## [WRITTEN REQUEST]
Copy out every line of the records where the string "obbligatoria" occurs.

## [RECORDED INFORMATION]
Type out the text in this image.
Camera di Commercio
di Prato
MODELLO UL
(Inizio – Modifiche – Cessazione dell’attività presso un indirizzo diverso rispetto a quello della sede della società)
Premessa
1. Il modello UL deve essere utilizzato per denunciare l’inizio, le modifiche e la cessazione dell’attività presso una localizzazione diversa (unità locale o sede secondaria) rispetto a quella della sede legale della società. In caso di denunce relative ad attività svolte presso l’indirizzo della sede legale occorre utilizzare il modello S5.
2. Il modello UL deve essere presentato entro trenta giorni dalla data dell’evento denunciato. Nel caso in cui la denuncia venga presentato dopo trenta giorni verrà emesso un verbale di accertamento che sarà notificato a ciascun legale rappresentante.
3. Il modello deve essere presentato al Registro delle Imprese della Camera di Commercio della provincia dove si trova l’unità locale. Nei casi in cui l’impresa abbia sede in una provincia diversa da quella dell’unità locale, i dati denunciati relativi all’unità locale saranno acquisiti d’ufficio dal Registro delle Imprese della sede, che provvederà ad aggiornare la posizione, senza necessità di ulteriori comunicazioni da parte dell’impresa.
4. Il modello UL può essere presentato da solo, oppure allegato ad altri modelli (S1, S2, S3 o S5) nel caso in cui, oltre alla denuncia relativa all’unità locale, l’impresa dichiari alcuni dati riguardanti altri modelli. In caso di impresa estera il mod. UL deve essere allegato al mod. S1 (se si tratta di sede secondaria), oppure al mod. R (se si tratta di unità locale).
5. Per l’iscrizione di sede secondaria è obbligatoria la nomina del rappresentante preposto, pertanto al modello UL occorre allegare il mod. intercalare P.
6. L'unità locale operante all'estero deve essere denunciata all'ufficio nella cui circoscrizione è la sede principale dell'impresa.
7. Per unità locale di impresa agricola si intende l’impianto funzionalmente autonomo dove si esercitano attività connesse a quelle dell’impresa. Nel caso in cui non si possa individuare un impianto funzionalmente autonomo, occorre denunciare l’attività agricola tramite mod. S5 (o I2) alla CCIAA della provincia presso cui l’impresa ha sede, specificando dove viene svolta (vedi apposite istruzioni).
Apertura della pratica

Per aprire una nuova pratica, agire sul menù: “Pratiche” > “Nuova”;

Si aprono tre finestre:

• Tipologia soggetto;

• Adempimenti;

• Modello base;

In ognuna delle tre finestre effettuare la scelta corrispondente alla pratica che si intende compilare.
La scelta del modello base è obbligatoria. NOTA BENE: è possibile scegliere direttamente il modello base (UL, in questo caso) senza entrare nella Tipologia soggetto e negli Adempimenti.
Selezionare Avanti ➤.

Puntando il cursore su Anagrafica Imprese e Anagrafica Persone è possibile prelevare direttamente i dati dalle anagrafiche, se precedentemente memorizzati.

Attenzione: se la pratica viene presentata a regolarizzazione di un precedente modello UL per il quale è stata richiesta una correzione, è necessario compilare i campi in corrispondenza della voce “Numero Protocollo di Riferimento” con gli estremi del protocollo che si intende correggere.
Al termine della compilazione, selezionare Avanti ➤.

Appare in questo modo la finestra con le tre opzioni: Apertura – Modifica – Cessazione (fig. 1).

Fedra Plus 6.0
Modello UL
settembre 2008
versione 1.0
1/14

## [WORKED SOLUTION]
5. Per l’iscrizione di sede secondaria è obbligatoria la nomina del rappresentante preposto, pertanto al modello UL occorre allegare il mod. intercalare P.
La scelta del modello base è obbligatoria. NOTA BENE: è possibile scegliere direttamente il modello base (UL, in questo caso) senza entrare nella Tipologia soggetto e negli Adempimenti.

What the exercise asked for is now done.